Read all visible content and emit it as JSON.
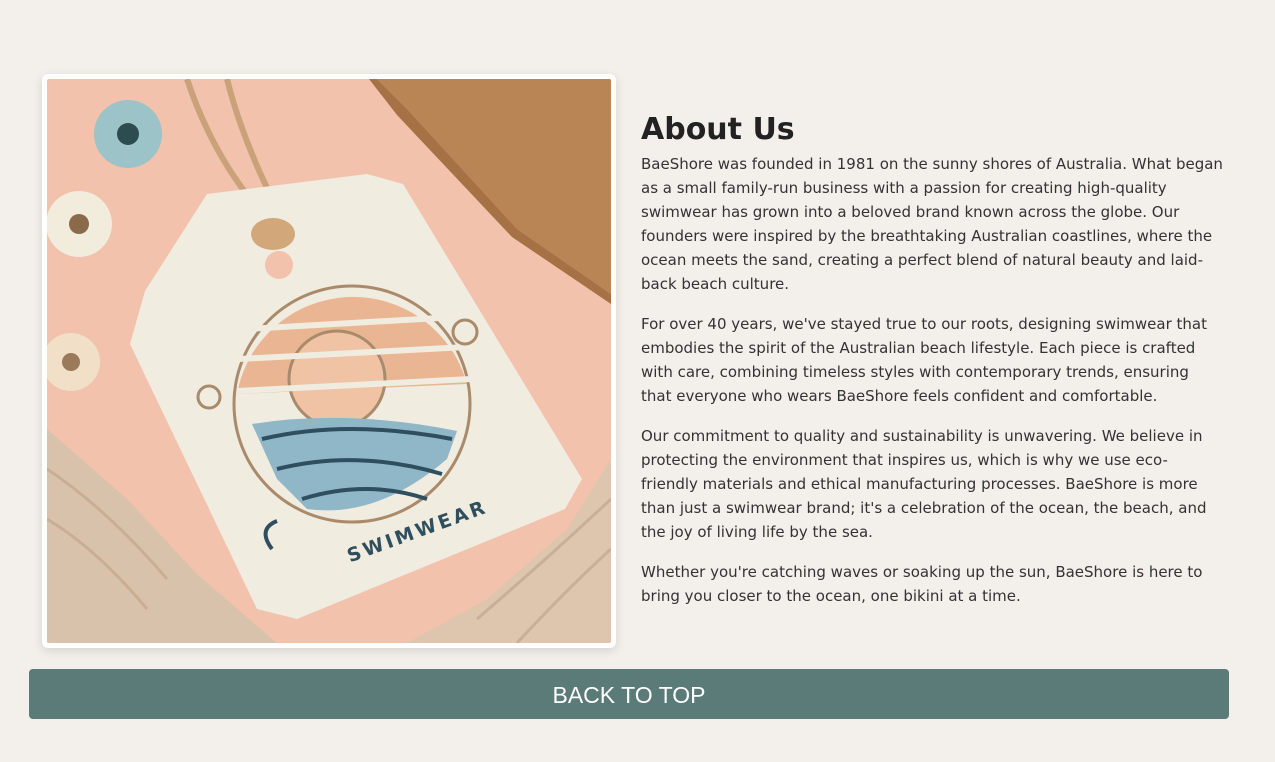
{
  "about": {
    "heading": "About Us",
    "paragraphs": [
      "BaeShore was founded in 1981 on the sunny shores of Australia. What began as a small family-run business with a passion for creating high-quality swimwear has grown into a beloved brand known across the globe. Our founders were inspired by the breathtaking Australian coastlines, where the ocean meets the sand, creating a perfect blend of natural beauty and laid-back beach culture.",
      "For over 40 years, we've stayed true to our roots, designing swimwear that embodies the spirit of the Australian beach lifestyle. Each piece is crafted with care, combining timeless styles with contemporary trends, ensuring that everyone who wears BaeShore feels confident and comfortable.",
      "Our commitment to quality and sustainability is unwavering. We believe in protecting the environment that inspires us, which is why we use eco-friendly materials and ethical manufacturing processes. BaeShore is more than just a swimwear brand; it's a celebration of the ocean, the beach, and the joy of living life by the sea.",
      "Whether you're catching waves or soaking up the sun, BaeShore is here to bring you closer to the ocean, one bikini at a time."
    ]
  },
  "photo": {
    "tag_text": "SWIMWEAR"
  },
  "footer": {
    "back_to_top_label": "BACK TO TOP"
  },
  "colors": {
    "background": "#f3efeb",
    "button": "#5b7b78",
    "button_text": "#ffffff"
  }
}
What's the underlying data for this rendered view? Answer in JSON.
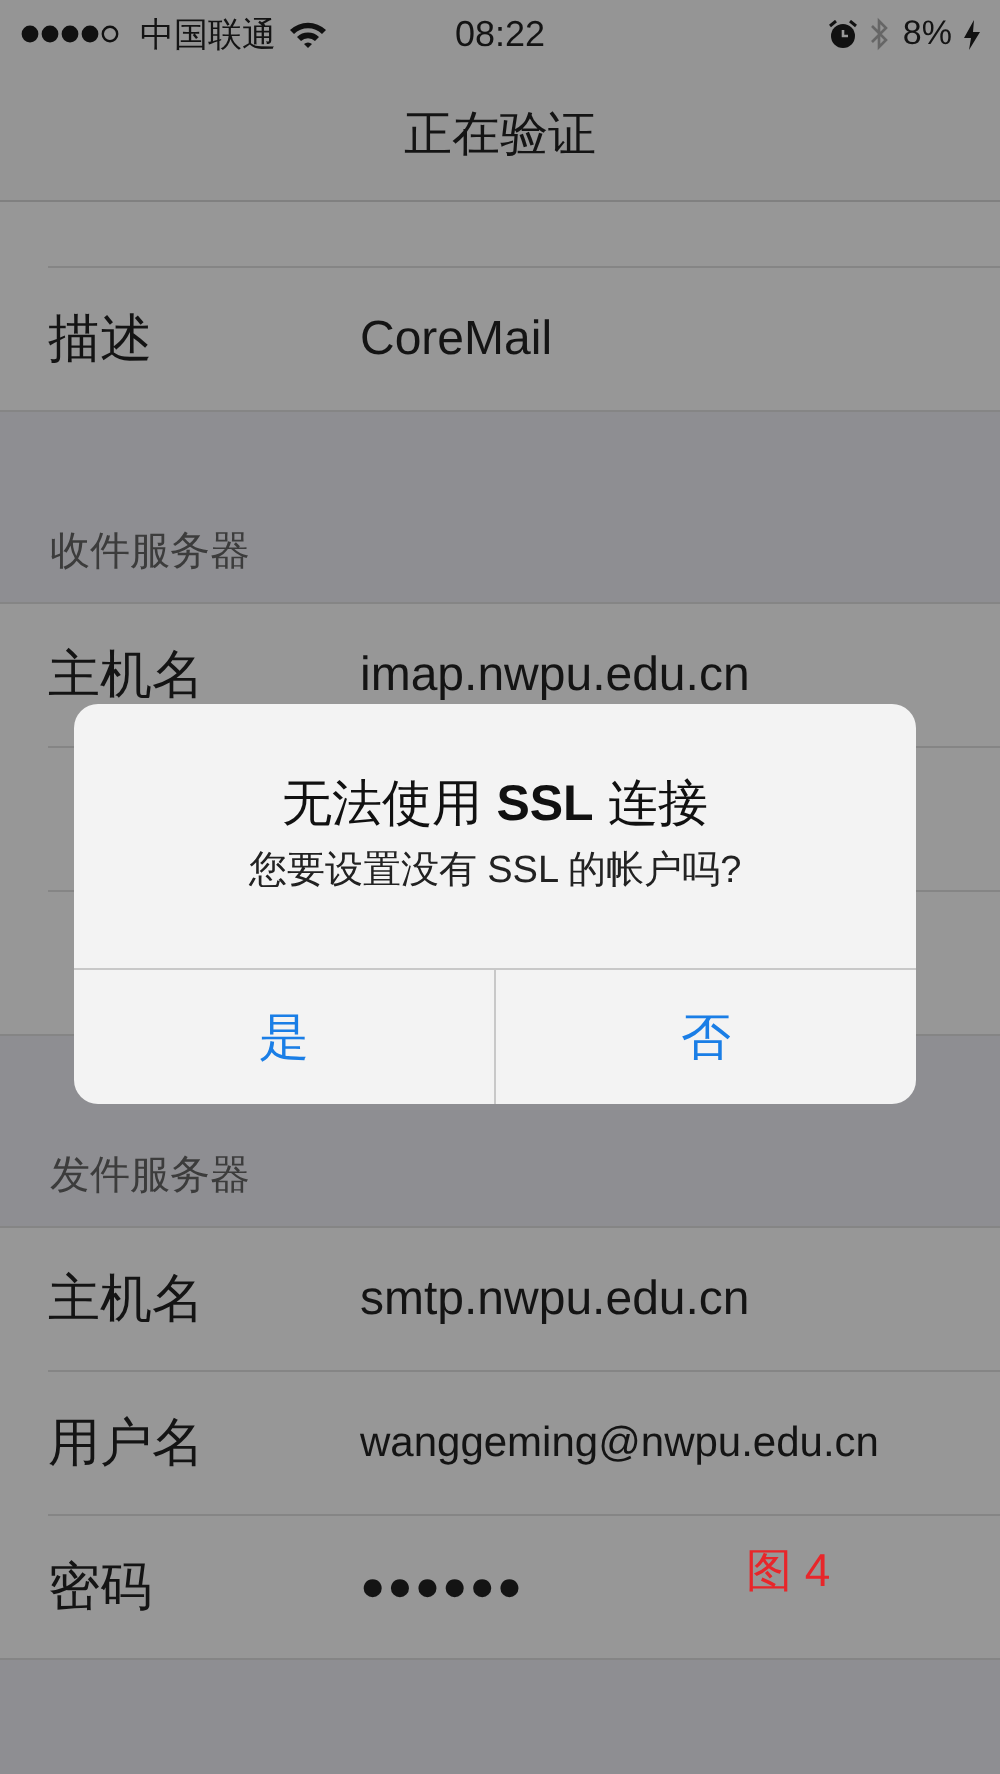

========================

Write out every line above exactly as it is, leaving out the pictures.

RESPONSE TO THIS EXERCISE -
Read all visible content and emit it as JSON.
{
  "about": {
    "heading": "About Us",
    "paragraphs": [
      "BaeShore was founded in 1981 on the sunny shores of Australia. What began as a small family-run business with a passion for creating high-quality swimwear has grown into a beloved brand known across the globe. Our founders were inspired by the breathtaking Australian coastlines, where the ocean meets the sand, creating a perfect blend of natural beauty and laid-back beach culture.",
      "For over 40 years, we've stayed true to our roots, designing swimwear that embodies the spirit of the Australian beach lifestyle. Each piece is crafted with care, combining timeless styles with contemporary trends, ensuring that everyone who wears BaeShore feels confident and comfortable.",
      "Our commitment to quality and sustainability is unwavering. We believe in protecting the environment that inspires us, which is why we use eco-friendly materials and ethical manufacturing processes. BaeShore is more than just a swimwear brand; it's a celebration of the ocean, the beach, and the joy of living life by the sea.",
      "Whether you're catching waves or soaking up the sun, BaeShore is here to bring you closer to the ocean, one bikini at a time."
    ]
  },
  "photo": {
    "tag_text": "SWIMWEAR"
  },
  "footer": {
    "back_to_top_label": "BACK TO TOP"
  },
  "colors": {
    "background": "#f3efeb",
    "button": "#5b7b78",
    "button_text": "#ffffff"
  }
}
What's the underlying data for this rendered view? Answer in JSON.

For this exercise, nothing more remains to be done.